** BEGIN ENTRIES PROVIDED **
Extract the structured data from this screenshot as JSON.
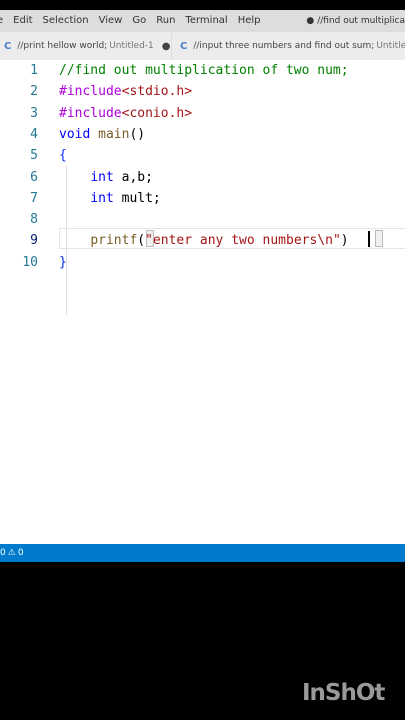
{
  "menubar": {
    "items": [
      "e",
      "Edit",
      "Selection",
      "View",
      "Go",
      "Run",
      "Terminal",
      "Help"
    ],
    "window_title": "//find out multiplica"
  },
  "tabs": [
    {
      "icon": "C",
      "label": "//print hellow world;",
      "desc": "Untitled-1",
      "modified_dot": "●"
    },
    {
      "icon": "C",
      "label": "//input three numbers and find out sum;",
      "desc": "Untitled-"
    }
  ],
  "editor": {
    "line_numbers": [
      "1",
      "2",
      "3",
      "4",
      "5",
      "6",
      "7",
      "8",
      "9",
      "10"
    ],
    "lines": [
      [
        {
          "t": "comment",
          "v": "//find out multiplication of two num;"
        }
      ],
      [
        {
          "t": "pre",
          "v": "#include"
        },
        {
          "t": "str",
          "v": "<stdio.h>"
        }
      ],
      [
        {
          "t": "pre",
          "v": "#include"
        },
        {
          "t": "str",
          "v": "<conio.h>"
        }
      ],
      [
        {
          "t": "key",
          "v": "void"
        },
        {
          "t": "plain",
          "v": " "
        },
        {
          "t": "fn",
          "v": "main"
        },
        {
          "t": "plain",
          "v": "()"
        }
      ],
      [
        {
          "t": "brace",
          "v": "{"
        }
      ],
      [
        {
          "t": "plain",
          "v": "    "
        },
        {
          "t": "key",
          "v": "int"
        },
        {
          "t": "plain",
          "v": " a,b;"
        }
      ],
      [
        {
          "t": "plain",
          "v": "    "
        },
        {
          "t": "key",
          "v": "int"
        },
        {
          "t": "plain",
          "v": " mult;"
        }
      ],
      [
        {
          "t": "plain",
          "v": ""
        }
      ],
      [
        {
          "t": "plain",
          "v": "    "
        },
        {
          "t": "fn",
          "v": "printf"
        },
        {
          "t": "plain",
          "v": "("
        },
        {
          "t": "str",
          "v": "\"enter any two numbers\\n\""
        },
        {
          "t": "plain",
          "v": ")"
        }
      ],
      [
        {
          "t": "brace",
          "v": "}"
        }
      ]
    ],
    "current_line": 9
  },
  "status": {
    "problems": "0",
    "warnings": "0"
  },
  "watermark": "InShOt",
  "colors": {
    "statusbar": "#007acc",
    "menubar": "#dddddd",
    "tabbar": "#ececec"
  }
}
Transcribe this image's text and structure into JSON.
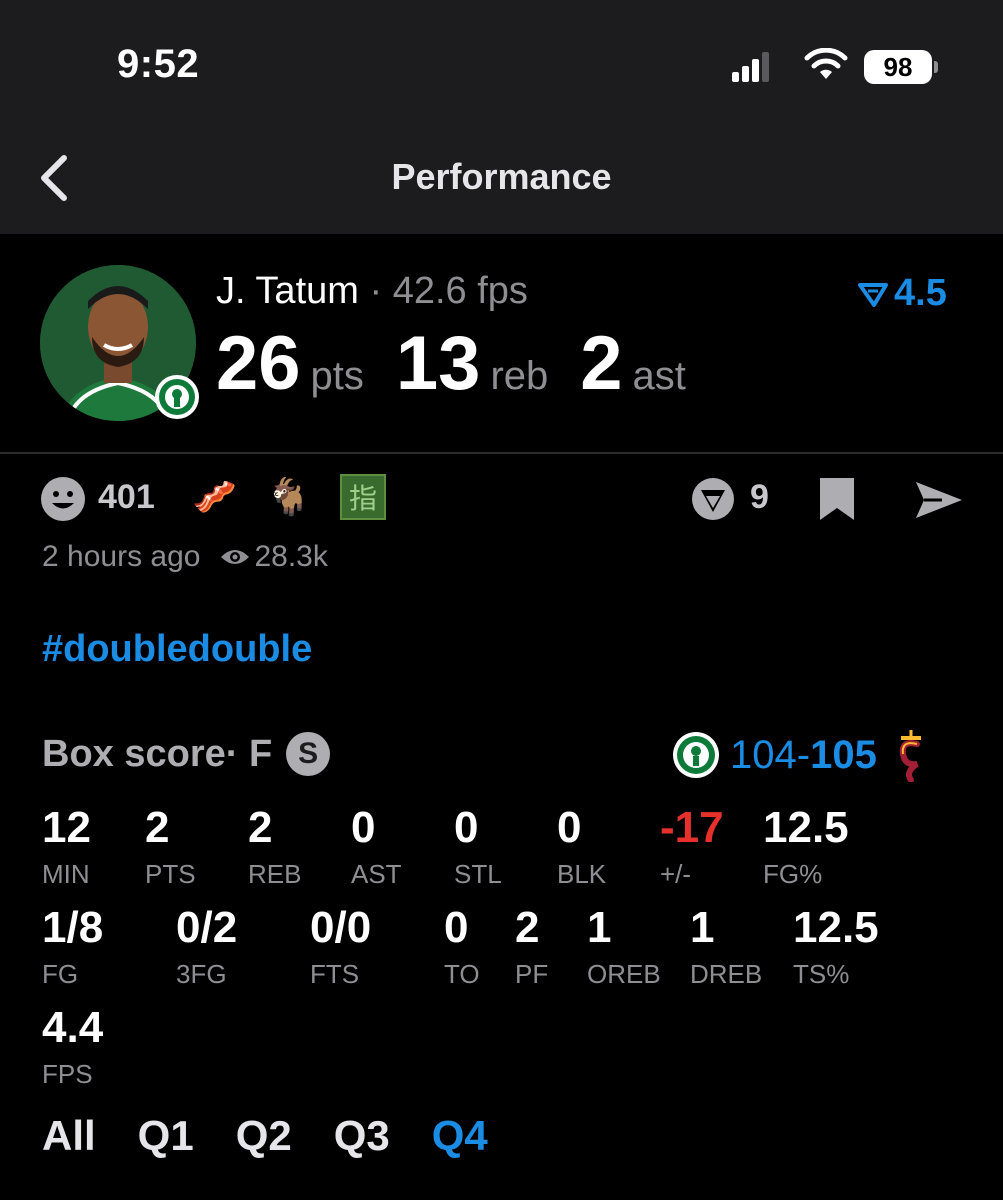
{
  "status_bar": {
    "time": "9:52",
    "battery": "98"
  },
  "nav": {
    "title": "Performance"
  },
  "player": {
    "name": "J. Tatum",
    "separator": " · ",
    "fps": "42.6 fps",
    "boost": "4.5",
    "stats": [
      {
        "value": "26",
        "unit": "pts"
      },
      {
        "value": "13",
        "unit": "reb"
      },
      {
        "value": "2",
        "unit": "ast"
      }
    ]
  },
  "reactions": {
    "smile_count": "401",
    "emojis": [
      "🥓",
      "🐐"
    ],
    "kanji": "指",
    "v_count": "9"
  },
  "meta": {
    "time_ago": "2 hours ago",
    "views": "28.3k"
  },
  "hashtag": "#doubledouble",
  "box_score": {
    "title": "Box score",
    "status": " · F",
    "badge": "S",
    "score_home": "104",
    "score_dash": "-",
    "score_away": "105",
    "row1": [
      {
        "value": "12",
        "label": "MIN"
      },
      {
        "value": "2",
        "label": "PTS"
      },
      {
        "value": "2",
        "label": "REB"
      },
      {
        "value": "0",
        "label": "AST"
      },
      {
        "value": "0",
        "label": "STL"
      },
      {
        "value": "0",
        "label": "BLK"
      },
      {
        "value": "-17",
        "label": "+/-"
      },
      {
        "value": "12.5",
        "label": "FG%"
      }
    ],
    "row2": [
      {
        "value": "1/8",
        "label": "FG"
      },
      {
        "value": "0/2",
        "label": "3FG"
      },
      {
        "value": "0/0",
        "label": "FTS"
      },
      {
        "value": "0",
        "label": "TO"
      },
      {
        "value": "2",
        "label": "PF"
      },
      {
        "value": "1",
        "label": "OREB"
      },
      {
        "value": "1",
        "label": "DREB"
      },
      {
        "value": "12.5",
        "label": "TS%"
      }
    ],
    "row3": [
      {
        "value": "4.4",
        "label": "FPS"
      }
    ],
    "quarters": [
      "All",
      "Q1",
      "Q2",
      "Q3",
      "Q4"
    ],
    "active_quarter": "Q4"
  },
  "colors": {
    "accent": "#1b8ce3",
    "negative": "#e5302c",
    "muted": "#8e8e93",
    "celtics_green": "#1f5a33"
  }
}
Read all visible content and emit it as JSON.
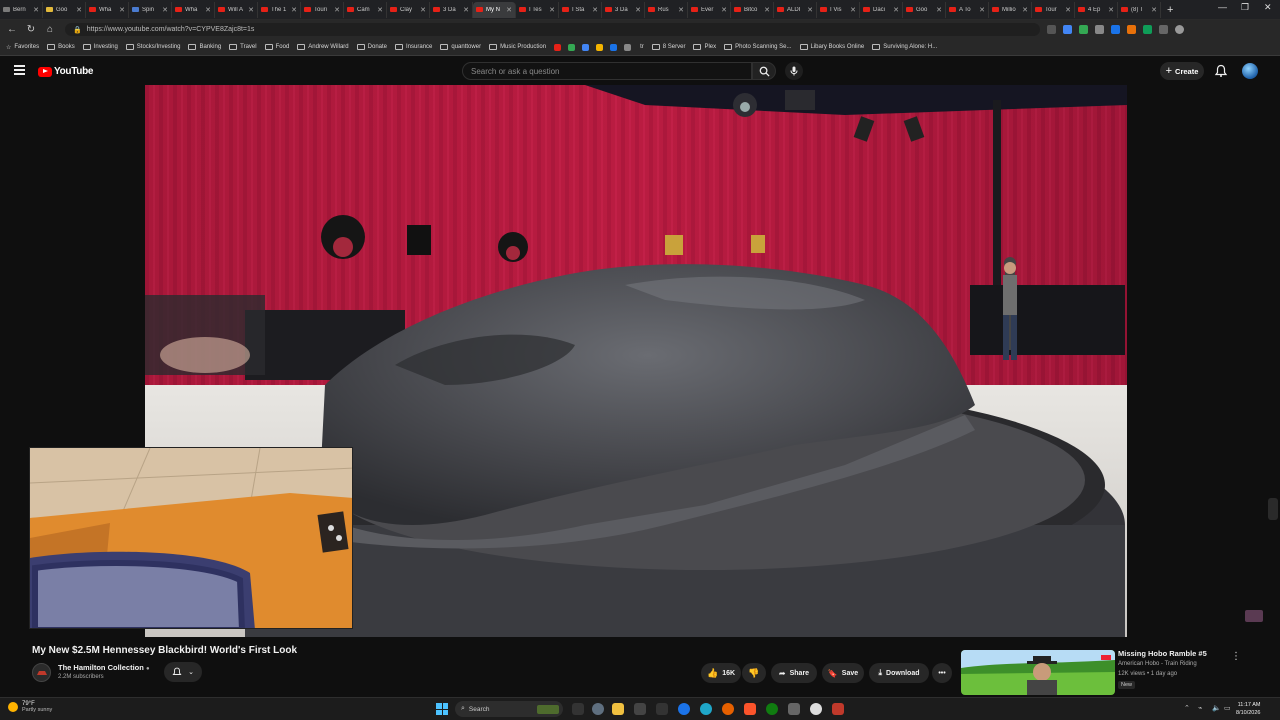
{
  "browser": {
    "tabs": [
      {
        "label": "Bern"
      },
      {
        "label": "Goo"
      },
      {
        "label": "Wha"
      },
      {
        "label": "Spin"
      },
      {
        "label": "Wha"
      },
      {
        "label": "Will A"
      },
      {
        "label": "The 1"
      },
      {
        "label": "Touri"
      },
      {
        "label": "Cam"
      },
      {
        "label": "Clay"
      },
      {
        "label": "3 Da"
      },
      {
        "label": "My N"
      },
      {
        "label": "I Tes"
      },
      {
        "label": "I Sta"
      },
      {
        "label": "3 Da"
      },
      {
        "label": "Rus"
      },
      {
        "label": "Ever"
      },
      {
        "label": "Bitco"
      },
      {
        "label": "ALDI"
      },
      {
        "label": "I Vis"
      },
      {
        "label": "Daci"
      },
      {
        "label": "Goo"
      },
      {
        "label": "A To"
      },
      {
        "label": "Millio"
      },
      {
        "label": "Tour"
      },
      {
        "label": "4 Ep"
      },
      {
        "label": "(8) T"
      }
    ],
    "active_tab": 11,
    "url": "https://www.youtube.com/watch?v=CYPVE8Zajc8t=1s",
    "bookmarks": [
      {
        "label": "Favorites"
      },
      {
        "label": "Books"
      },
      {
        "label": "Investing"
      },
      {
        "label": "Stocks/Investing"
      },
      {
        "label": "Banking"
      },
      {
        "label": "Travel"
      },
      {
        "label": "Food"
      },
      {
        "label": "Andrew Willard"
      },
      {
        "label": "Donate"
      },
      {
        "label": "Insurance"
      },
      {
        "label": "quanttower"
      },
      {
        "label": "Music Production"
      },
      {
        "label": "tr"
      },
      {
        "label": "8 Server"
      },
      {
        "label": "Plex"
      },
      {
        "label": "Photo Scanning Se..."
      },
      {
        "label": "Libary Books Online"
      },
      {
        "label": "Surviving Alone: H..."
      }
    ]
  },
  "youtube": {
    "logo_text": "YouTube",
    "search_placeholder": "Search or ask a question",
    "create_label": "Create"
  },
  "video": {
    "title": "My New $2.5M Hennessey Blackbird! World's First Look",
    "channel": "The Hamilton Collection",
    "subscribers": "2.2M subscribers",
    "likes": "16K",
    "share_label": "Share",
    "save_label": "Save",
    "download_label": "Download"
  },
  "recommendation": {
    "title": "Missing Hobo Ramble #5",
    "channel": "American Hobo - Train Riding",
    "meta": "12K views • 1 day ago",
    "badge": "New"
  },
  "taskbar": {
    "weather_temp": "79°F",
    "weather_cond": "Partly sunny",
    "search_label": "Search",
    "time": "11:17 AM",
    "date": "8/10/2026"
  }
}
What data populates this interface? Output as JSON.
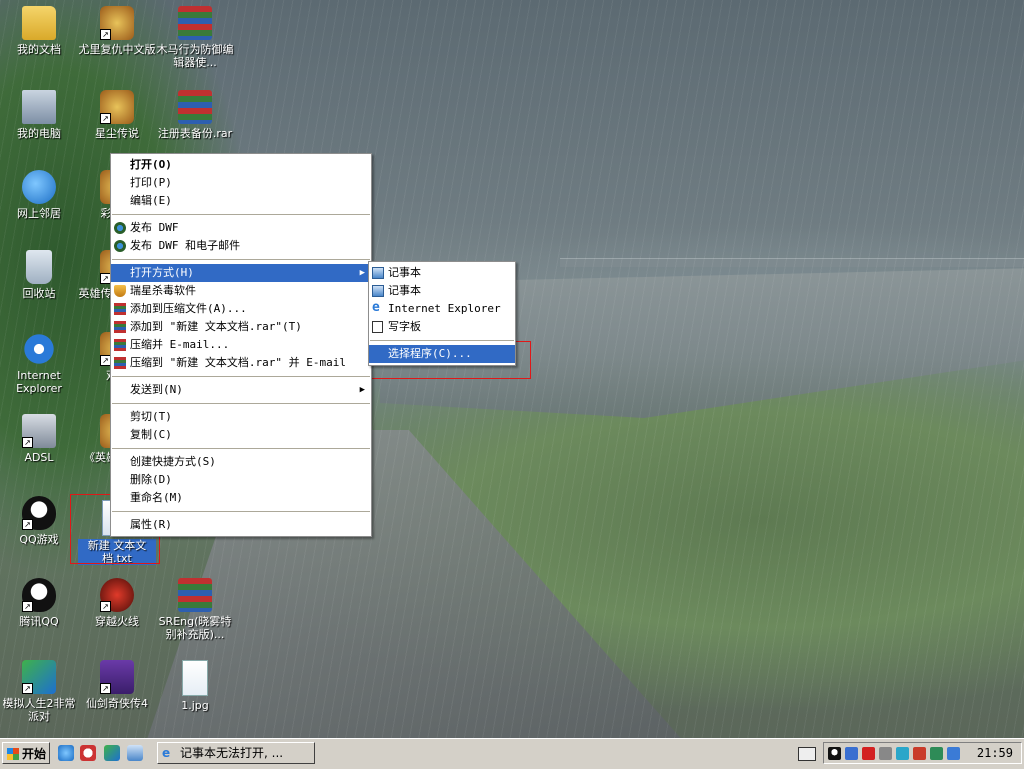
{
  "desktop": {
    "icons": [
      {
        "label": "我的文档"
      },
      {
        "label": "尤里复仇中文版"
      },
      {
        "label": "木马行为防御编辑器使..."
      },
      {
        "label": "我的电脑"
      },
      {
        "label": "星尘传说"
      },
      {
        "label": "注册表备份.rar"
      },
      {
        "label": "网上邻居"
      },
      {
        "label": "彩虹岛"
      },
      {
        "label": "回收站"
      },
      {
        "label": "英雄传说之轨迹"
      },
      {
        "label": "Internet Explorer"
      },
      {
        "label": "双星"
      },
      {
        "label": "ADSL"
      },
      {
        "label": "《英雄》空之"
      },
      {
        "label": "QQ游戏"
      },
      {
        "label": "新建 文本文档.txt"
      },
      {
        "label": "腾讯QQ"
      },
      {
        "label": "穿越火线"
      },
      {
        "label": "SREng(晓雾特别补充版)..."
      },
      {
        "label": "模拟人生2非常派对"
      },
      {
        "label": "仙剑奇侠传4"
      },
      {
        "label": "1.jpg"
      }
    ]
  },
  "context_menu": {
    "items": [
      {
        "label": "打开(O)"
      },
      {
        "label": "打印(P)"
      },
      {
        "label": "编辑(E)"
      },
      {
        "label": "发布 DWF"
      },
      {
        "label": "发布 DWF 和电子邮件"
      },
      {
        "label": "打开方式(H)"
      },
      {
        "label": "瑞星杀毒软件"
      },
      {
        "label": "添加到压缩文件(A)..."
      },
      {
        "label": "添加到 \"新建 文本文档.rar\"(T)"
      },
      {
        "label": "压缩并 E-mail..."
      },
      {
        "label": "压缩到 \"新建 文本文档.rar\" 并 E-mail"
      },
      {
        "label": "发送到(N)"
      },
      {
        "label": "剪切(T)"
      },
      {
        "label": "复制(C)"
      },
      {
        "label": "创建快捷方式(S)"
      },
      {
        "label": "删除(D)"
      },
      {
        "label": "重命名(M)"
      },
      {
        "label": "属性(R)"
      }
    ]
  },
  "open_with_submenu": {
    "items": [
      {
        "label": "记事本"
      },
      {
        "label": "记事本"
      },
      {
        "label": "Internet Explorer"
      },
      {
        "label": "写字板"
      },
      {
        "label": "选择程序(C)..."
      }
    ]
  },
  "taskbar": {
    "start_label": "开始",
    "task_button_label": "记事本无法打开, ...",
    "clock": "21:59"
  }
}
** END ENTRIES PROVIDED **
● **TASK DESCRIPTION**
Leave out every line without the string "this" and copy the rest.

● **THE RESULT**
Extract the structured data from this screenshot as JSON.
Transcribe this image's text and structure into JSON.
What data populates this interface? Output as JSON.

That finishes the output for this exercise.